**INFORMATION SUPPLIED**

- - -

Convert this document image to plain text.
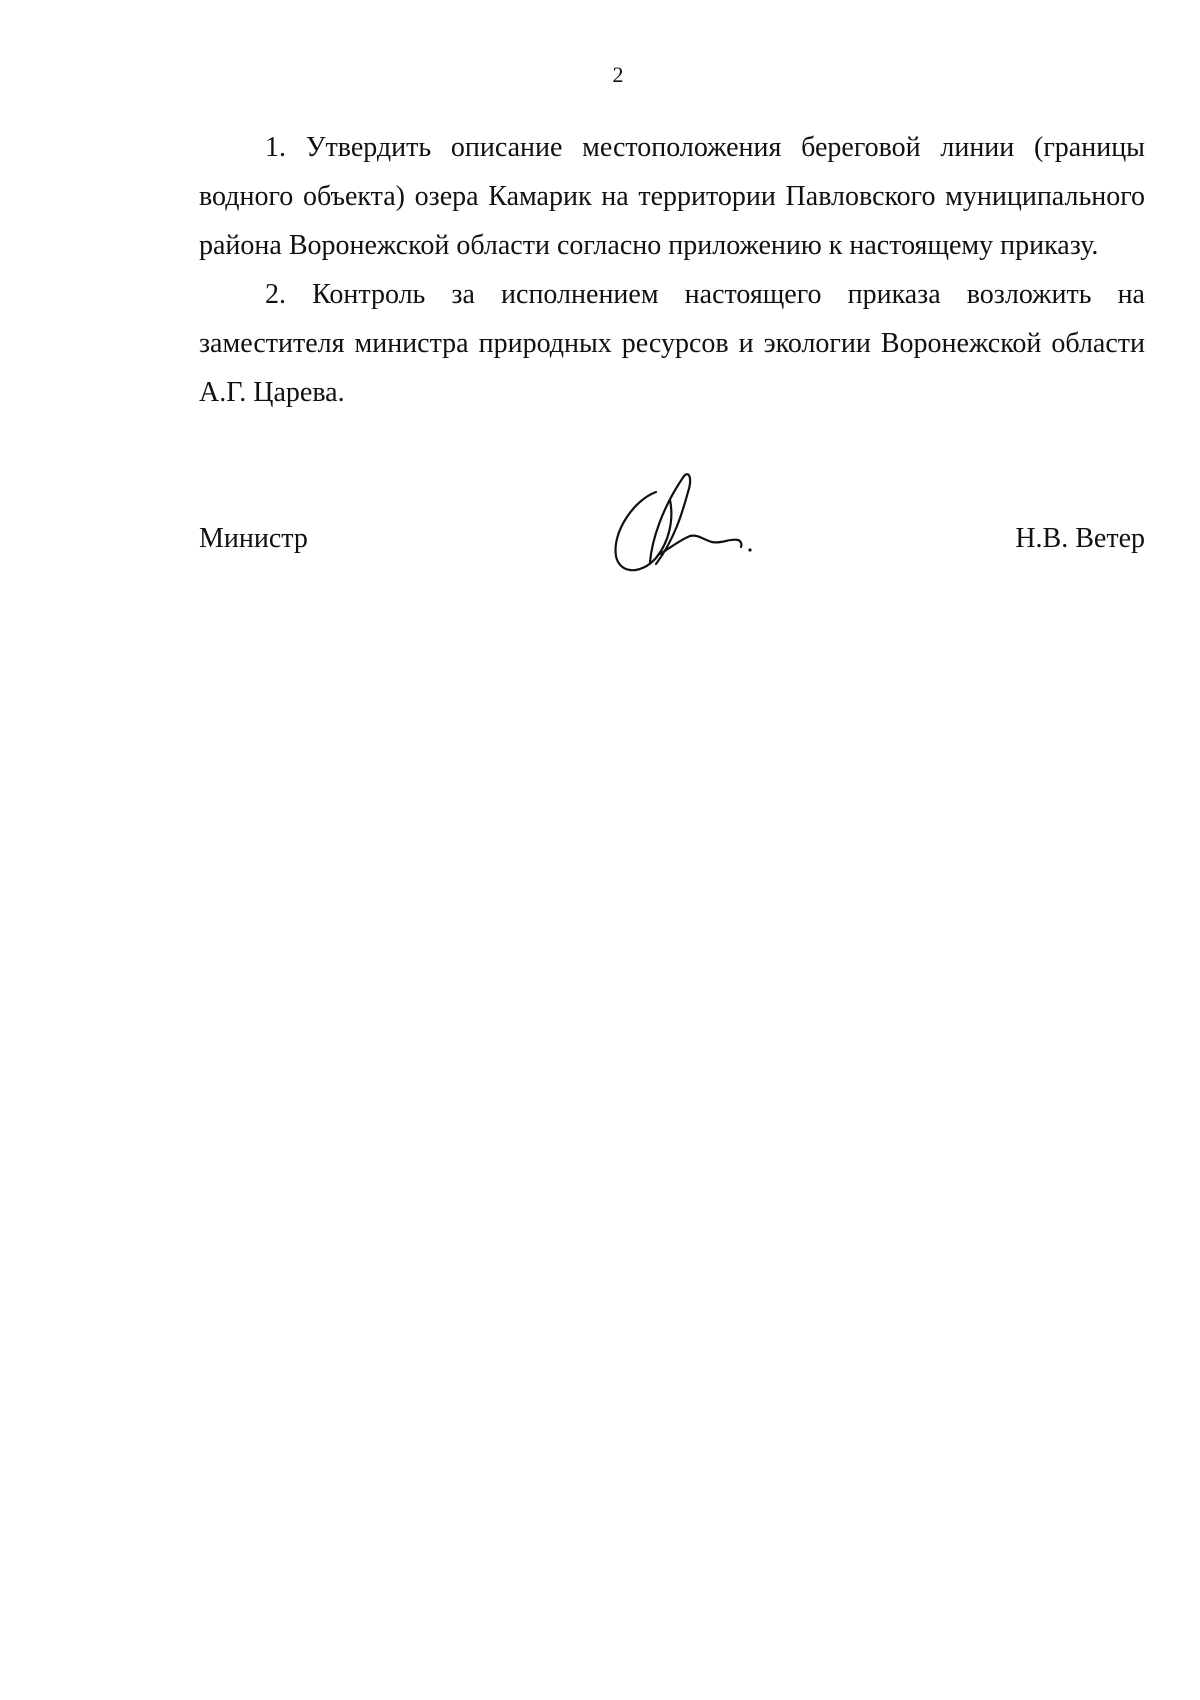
2

1. Утвердить описание местоположения береговой линии (границы водного объекта) озера Камарик на территории Павловского муниципального района Воронежской области согласно приложению к настоящему приказу.

2. Контроль за исполнением настоящего приказа возложить на заместителя министра природных ресурсов и экологии Воронежской области А.Г. Царева.

Министр	Н.В. Ветер
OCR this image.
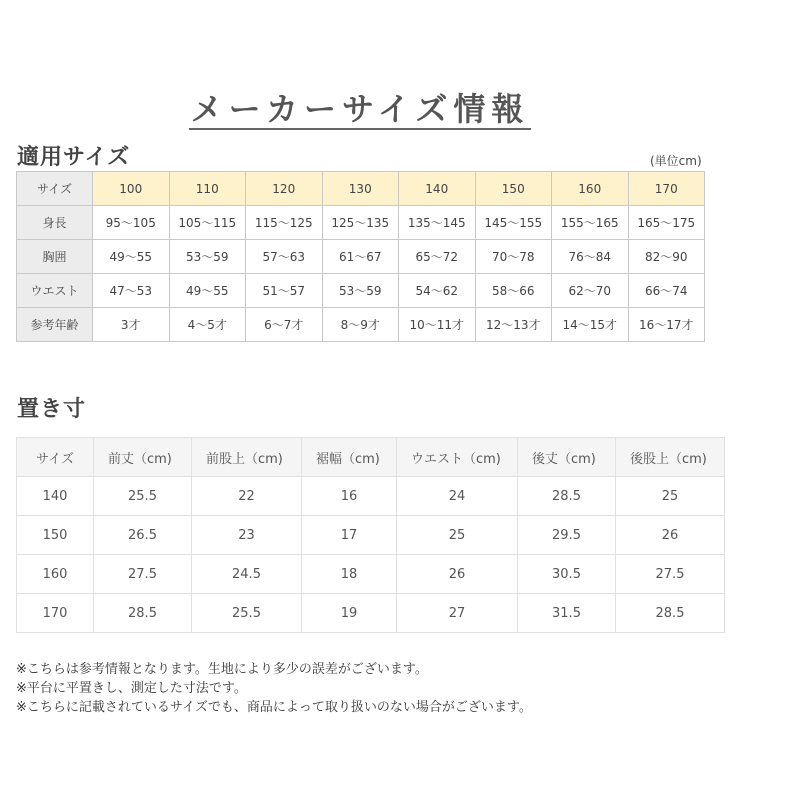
メーカーサイズ情報
適用サイズ	(単位cm)
サイズ	100	110	120	130	140	150	160	170
身長	95～105	105～115	115～125	125～135	135～145	145～155	155～165	165～175
胸囲	49～55	53～59	57～63	61～67	65～72	70～78	76～84	82～90
ウエスト	47～53	49～55	51～57	53～59	54～62	58～66	62～70	66～74
参考年齢	3才	4～5才	6～7才	8～9才	10～11才	12～13才	14～15才	16～17才
置き寸
サイズ	前丈（cm)	前股上（cm)	裾幅（cm)	ウエスト（cm)	後丈（cm)	後股上（cm)
140	25.5	22	16	24	28.5	25
150	26.5	23	17	25	29.5	26
160	27.5	24.5	18	26	30.5	27.5
170	28.5	25.5	19	27	31.5	28.5
※こちらは参考情報となります。生地により多少の誤差がございます。
※平台に平置きし、測定した寸法です。
※こちらに記載されているサイズでも、商品によって取り扱いのない場合がございます。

- - -

**GOAL OF THE EXERCISE**
Omit the pictures and reproduce the listing exactly.

**REPLY TO THE EXERCISE**
Convert this document image to plain text.
2

1. Утвердить описание местоположения береговой линии (границы водного объекта) озера Камарик на территории Павловского муниципального района Воронежской области согласно приложению к настоящему приказу.

2. Контроль за исполнением настоящего приказа возложить на заместителя министра природных ресурсов и экологии Воронежской области А.Г. Царева.

Министр	Н.В. Ветер
OCR this image.
メーカーサイズ情報
適用サイズ	(単位cm)
サイズ	100	110	120	130	140	150	160	170
身長	95～105	105～115	115～125	125～135	135～145	145～155	155～165	165～175
胸囲	49～55	53～59	57～63	61～67	65～72	70～78	76～84	82～90
ウエスト	47～53	49～55	51～57	53～59	54～62	58～66	62～70	66～74
参考年齢	3才	4～5才	6～7才	8～9才	10～11才	12～13才	14～15才	16～17才
置き寸
サイズ	前丈（cm)	前股上（cm)	裾幅（cm)	ウエスト（cm)	後丈（cm)	後股上（cm)
140	25.5	22	16	24	28.5	25
150	26.5	23	17	25	29.5	26
160	27.5	24.5	18	26	30.5	27.5
170	28.5	25.5	19	27	31.5	28.5
※こちらは参考情報となります。生地により多少の誤差がございます。
※平台に平置きし、測定した寸法です。
※こちらに記載されているサイズでも、商品によって取り扱いのない場合がございます。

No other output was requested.